--- START OF Extracted material ---

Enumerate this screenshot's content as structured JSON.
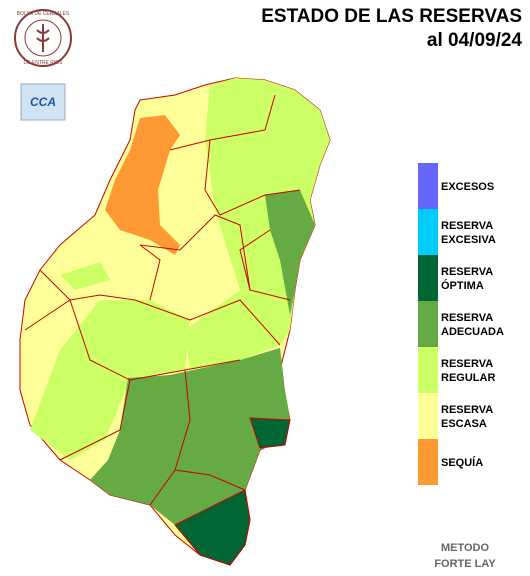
{
  "header": {
    "title": "ESTADO DE LAS RESERVAS",
    "date": "al 04/09/24"
  },
  "logos": {
    "bolsa_top": "BOLSA DE CEREALES",
    "bolsa_bottom": "DE ENTRE RIOS",
    "cca": "CCA"
  },
  "legend": [
    {
      "lines": [
        "EXCESOS"
      ],
      "color": "#6666ff"
    },
    {
      "lines": [
        "RESERVA",
        "EXCESIVA"
      ],
      "color": "#00ccff"
    },
    {
      "lines": [
        "RESERVA",
        "ÓPTIMA"
      ],
      "color": "#006633"
    },
    {
      "lines": [
        "RESERVA",
        "ADECUADA"
      ],
      "color": "#66aa44"
    },
    {
      "lines": [
        "RESERVA",
        "REGULAR"
      ],
      "color": "#ccff66"
    },
    {
      "lines": [
        "RESERVA",
        "ESCASA"
      ],
      "color": "#ffff99"
    },
    {
      "lines": [
        "SEQUÍA"
      ],
      "color": "#ff9933"
    }
  ],
  "footer": [
    "METODO",
    "FORTE LAY"
  ]
}
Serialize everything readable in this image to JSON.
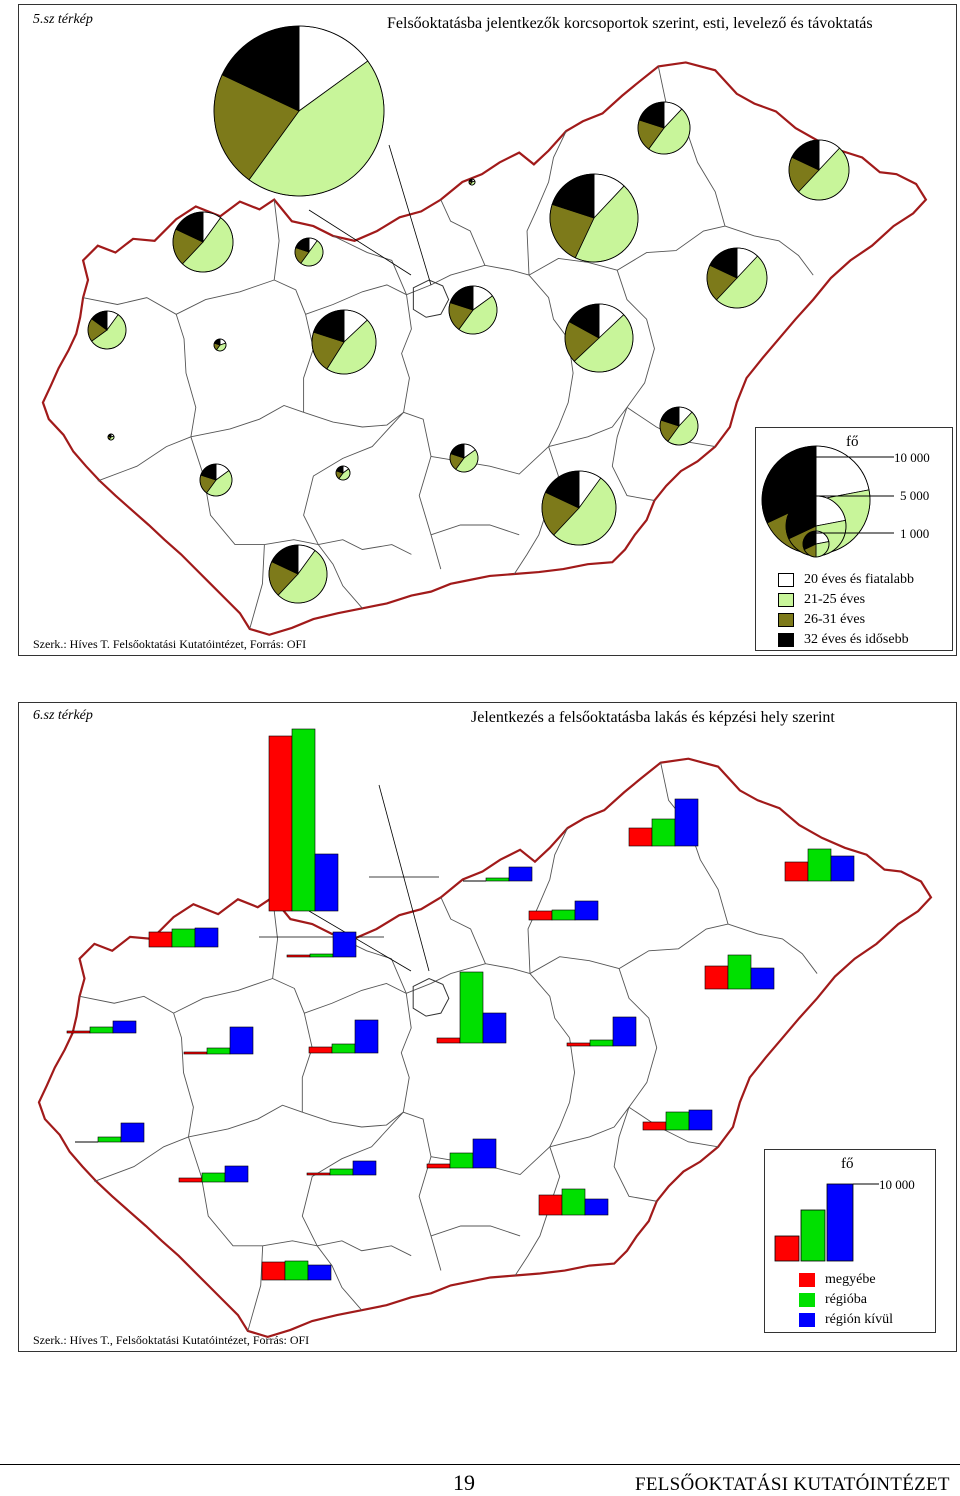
{
  "map1": {
    "label": "5.sz térkép",
    "title": "Felsőoktatásba jelentkezők korcsoportok szerint, esti, levelező és távoktatás",
    "credit": "Szerk.: Híves T. Felsőoktatási Kutatóintézet, Forrás: OFI",
    "legend": {
      "unit": "fő",
      "scale_values": [
        "10 000",
        "5 000",
        "1 000"
      ],
      "categories": [
        {
          "label": "20 éves és fiatalabb",
          "color": "#ffffff"
        },
        {
          "label": "21-25 éves",
          "color": "#c8f59a"
        },
        {
          "label": "26-31 éves",
          "color": "#7d7a1a"
        },
        {
          "label": "32 éves és idősebb",
          "color": "#000000"
        }
      ]
    }
  },
  "map2": {
    "label": "6.sz térkép",
    "title": "Jelentkezés a felsőoktatásba lakás és képzési hely szerint",
    "credit": "Szerk.: Híves T., Felsőoktatási Kutatóintézet, Forrás: OFI",
    "legend": {
      "unit": "fő",
      "scale_value": "10 000",
      "categories": [
        {
          "label": "megyébe",
          "color": "#ff0000"
        },
        {
          "label": "régióba",
          "color": "#00e000"
        },
        {
          "label": "régión kívül",
          "color": "#0000ff"
        }
      ]
    }
  },
  "footer": {
    "page_number": "19",
    "text": "FELSŐOKTATÁSI KUTATÓINTÉZET"
  }
}
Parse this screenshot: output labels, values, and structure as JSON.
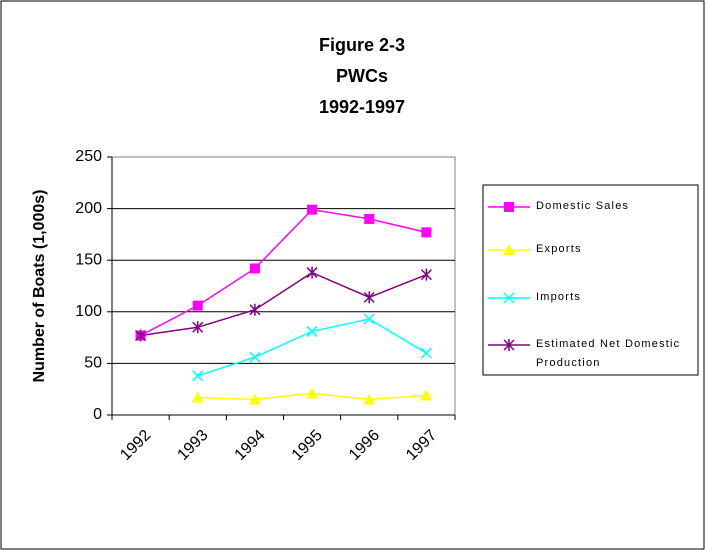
{
  "chart_data": {
    "type": "line",
    "title": "Figure 2-3",
    "subtitle": "PWCs",
    "subtitle2": "1992-1997",
    "y_label": "Number of Boats (1,000s)",
    "categories": [
      "1992",
      "1993",
      "1994",
      "1995",
      "1996",
      "1997"
    ],
    "series": [
      {
        "name": "Domestic Sales",
        "color": "#ff00ff",
        "marker": "square",
        "values": [
          77,
          106,
          142,
          199,
          190,
          177
        ]
      },
      {
        "name": "Exports",
        "color": "#ffff00",
        "marker": "triangle",
        "values": [
          null,
          17,
          15,
          21,
          15,
          19
        ]
      },
      {
        "name": "Imports",
        "color": "#00ffff",
        "marker": "x",
        "values": [
          null,
          38,
          56,
          81,
          93,
          60
        ]
      },
      {
        "name": "Estimated Net Domestic Production",
        "color": "#800080",
        "marker": "star",
        "values": [
          77,
          85,
          102,
          138,
          114,
          136
        ]
      }
    ],
    "ylim": [
      0,
      250
    ],
    "yticks": [
      0,
      50,
      100,
      150,
      200,
      250
    ],
    "grid": true
  }
}
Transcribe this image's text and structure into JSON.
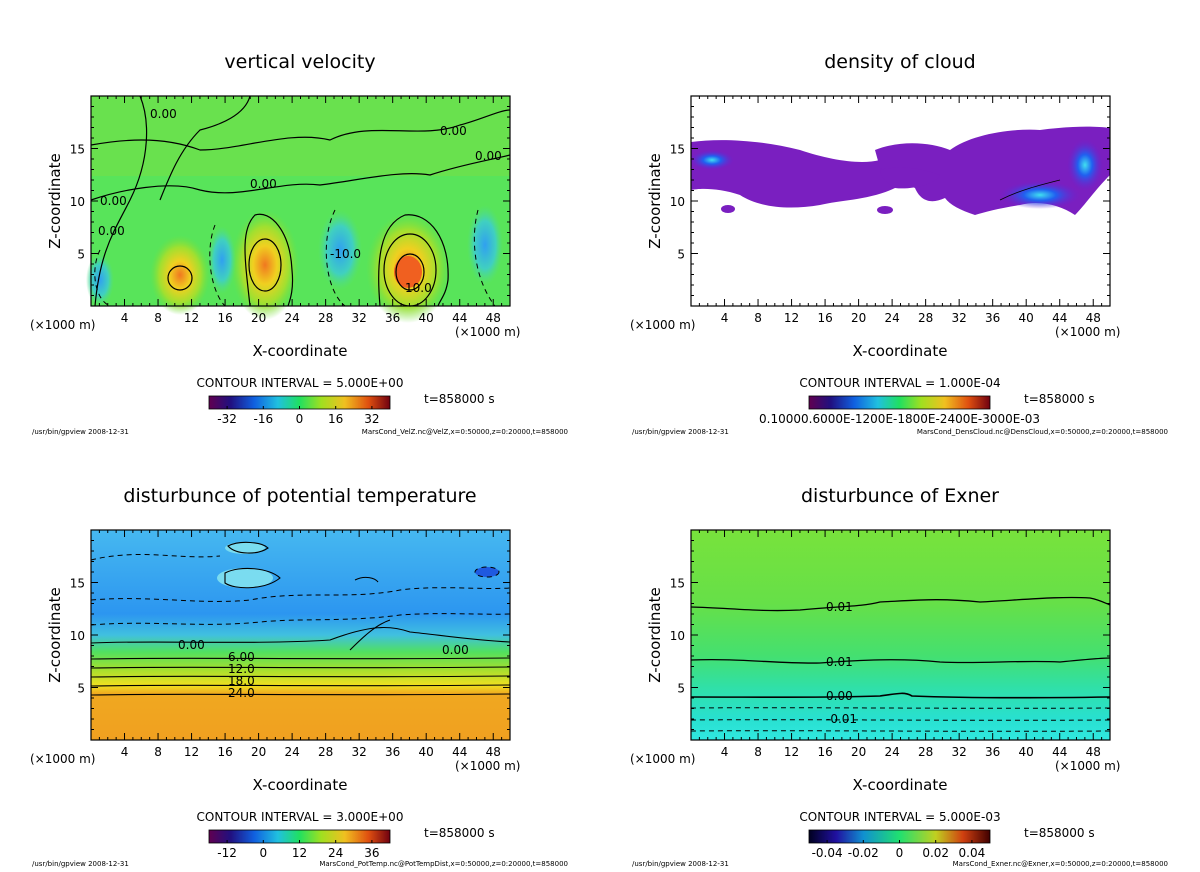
{
  "common": {
    "xlabel": "X-coordinate",
    "ylabel": "Z-coordinate",
    "unit_left": "(×1000 m)",
    "unit_right": "(×1000 m)",
    "time": "t=858000 s",
    "footer_left": "/usr/bin/gpview   2008-12-31",
    "x_ticks": [
      4,
      8,
      12,
      16,
      20,
      24,
      28,
      32,
      36,
      40,
      44,
      48
    ],
    "y_ticks": [
      5,
      10,
      15
    ],
    "xlim": [
      0,
      50
    ],
    "ylim": [
      0,
      20
    ]
  },
  "chart_data": [
    {
      "type": "heatmap",
      "title": "vertical velocity",
      "contour_interval": "CONTOUR INTERVAL = 5.000E+00",
      "colorbar_ticks": [
        "-32",
        "-16",
        "0",
        "16",
        "32"
      ],
      "contour_labels": [
        "0.00",
        "0.00",
        "0.00",
        "0.00",
        "0.00",
        "-10.0",
        "10.0",
        "0.00"
      ],
      "footer_right": "MarsCond_VelZ.nc@VelZ,x=0:50000,z=0:20000,t=858000",
      "colors": {
        "background": "#58e45a",
        "accent": "#f0c020"
      }
    },
    {
      "type": "heatmap",
      "title": "density of cloud",
      "contour_interval": "CONTOUR INTERVAL = 1.000E-04",
      "colorbar_ticks": [
        "0.1000E-03",
        "0.6000E-03",
        "0.1200E-02",
        "0.1800E-02",
        "0.2400E-02",
        "0.3000E-02"
      ],
      "colorbar_label_overlap": "0.10000.6000E-1200E-1800E-2400E-3000E-03",
      "contour_labels": [],
      "footer_right": "MarsCond_DensCloud.nc@DensCloud,x=0:50000,z=0:20000,t=858000",
      "colors": {
        "background": "#ffffff",
        "accent": "#7a1fc0"
      }
    },
    {
      "type": "heatmap",
      "title": "disturbunce of potential temperature",
      "contour_interval": "CONTOUR INTERVAL = 3.000E+00",
      "colorbar_ticks": [
        "-12",
        "0",
        "12",
        "24",
        "36"
      ],
      "contour_labels": [
        "0.00",
        "6.00",
        "12.0",
        "18.0",
        "24.0",
        "0.00"
      ],
      "footer_right": "MarsCond_PotTemp.nc@PotTempDist,x=0:50000,z=0:20000,t=858000",
      "colors": {
        "background": "#3aa0f0",
        "accent": "#f0a020"
      }
    },
    {
      "type": "heatmap",
      "title": "disturbunce of Exner",
      "contour_interval": "CONTOUR INTERVAL = 5.000E-03",
      "colorbar_ticks": [
        "-0.04",
        "-0.02",
        "0",
        "0.02",
        "0.04"
      ],
      "contour_labels": [
        "0.01",
        "0.01",
        "0.00",
        "-0.01"
      ],
      "footer_right": "MarsCond_Exner.nc@Exner,x=0:50000,z=0:20000,t=858000",
      "colors": {
        "background": "#6ee040",
        "accent": "#30e0c0"
      }
    }
  ]
}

--- END OF Extracted material ---

### What to produce
Identify each line in the entries with the word "JSON" and copy it.

### Completed exercise
Enumerate this screenshot's content as structured JSON.
Serialize everything readable in this image to JSON.
Parse this screenshot: output labels, values, and structure as JSON.
Transcribe this image's text and structure into JSON.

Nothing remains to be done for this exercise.